→ **DATA EXCERPTS**:
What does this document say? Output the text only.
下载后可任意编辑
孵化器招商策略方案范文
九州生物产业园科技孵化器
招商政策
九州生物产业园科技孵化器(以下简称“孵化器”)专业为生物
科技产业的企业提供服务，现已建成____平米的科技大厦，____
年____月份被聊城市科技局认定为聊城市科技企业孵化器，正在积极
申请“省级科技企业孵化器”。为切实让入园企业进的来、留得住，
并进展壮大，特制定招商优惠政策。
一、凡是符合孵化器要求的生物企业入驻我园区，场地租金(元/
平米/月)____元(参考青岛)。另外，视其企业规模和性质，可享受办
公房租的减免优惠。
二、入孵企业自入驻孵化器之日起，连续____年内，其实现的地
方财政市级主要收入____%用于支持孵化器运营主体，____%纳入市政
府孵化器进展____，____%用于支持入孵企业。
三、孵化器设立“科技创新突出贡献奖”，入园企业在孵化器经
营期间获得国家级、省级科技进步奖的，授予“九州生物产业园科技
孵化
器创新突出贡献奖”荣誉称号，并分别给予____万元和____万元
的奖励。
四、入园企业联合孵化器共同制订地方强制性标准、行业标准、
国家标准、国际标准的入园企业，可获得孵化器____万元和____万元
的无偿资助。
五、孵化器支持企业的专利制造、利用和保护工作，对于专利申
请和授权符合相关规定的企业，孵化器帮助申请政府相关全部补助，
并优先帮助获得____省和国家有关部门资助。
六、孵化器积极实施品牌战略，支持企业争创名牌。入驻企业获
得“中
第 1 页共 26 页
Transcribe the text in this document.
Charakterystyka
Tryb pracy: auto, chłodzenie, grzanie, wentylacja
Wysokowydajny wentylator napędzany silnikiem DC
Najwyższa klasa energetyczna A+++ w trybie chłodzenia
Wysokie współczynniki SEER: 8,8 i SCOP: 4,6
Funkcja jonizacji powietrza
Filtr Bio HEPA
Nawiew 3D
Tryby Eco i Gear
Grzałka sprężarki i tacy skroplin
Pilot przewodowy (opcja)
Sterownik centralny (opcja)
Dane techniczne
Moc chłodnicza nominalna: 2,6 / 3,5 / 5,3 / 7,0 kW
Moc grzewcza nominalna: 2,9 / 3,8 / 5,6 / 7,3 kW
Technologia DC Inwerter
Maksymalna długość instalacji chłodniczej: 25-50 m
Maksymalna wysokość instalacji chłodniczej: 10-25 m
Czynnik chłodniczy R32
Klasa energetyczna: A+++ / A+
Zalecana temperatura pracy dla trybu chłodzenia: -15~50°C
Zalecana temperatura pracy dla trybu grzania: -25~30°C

==

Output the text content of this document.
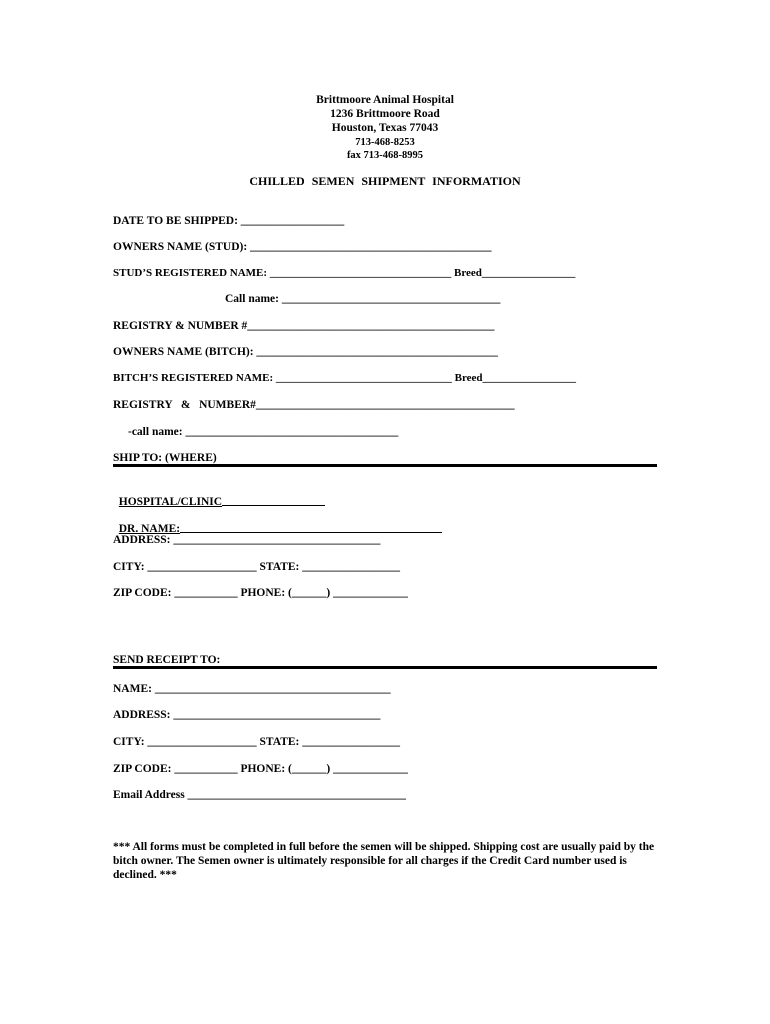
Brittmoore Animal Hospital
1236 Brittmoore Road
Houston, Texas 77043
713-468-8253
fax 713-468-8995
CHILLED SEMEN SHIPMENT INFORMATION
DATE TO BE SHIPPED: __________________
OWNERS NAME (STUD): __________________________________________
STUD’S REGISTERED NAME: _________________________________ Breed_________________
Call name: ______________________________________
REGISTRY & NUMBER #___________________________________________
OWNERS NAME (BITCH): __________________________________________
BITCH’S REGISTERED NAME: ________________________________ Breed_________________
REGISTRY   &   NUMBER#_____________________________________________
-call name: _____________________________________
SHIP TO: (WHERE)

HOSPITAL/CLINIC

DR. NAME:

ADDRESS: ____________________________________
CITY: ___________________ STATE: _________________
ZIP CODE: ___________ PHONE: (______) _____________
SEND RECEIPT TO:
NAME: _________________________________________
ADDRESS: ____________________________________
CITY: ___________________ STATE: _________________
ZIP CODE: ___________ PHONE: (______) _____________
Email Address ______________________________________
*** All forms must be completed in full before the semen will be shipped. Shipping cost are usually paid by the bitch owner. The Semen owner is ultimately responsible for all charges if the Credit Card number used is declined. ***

==

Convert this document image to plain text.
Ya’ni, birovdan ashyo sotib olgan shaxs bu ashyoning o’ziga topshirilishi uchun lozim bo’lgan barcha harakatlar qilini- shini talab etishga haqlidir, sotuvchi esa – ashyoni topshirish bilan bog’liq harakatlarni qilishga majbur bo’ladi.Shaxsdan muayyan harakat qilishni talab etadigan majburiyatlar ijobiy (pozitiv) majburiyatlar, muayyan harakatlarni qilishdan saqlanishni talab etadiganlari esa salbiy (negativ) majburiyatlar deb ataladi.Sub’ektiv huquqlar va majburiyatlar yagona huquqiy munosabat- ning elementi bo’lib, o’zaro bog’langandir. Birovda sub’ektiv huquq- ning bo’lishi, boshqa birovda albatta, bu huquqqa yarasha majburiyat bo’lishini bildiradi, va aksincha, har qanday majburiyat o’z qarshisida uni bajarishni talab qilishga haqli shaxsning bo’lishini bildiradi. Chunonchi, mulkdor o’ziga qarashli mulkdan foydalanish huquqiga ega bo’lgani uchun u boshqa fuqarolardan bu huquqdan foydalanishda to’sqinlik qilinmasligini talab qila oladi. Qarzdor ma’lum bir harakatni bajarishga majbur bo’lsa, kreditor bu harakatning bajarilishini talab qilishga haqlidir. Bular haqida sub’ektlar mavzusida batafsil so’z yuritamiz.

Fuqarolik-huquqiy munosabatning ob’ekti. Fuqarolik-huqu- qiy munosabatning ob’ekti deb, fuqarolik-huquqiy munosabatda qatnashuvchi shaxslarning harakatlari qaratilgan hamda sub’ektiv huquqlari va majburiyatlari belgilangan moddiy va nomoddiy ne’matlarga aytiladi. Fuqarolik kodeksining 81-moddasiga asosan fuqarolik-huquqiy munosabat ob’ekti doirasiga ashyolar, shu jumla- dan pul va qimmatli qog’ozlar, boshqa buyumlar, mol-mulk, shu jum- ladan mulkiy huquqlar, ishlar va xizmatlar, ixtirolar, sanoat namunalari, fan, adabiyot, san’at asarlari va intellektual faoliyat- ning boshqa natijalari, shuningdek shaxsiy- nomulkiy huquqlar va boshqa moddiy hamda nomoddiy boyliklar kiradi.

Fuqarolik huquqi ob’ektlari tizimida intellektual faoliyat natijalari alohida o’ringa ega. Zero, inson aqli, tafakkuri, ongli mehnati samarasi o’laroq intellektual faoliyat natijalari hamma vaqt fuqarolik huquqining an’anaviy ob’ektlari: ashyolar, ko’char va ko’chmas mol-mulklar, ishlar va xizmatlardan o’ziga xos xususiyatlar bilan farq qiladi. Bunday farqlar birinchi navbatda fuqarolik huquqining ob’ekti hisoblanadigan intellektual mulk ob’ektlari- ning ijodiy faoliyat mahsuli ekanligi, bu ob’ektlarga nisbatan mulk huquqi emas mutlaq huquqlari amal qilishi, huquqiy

→ **DIRECTIVE**:
Select all lines with the word "REGISTERED" from the entries above.

→ **EXPECTED ANSWER**:
STUD’S REGISTERED NAME: _________________________________ Breed_________________
BITCH’S REGISTERED NAME: ________________________________ Breed_________________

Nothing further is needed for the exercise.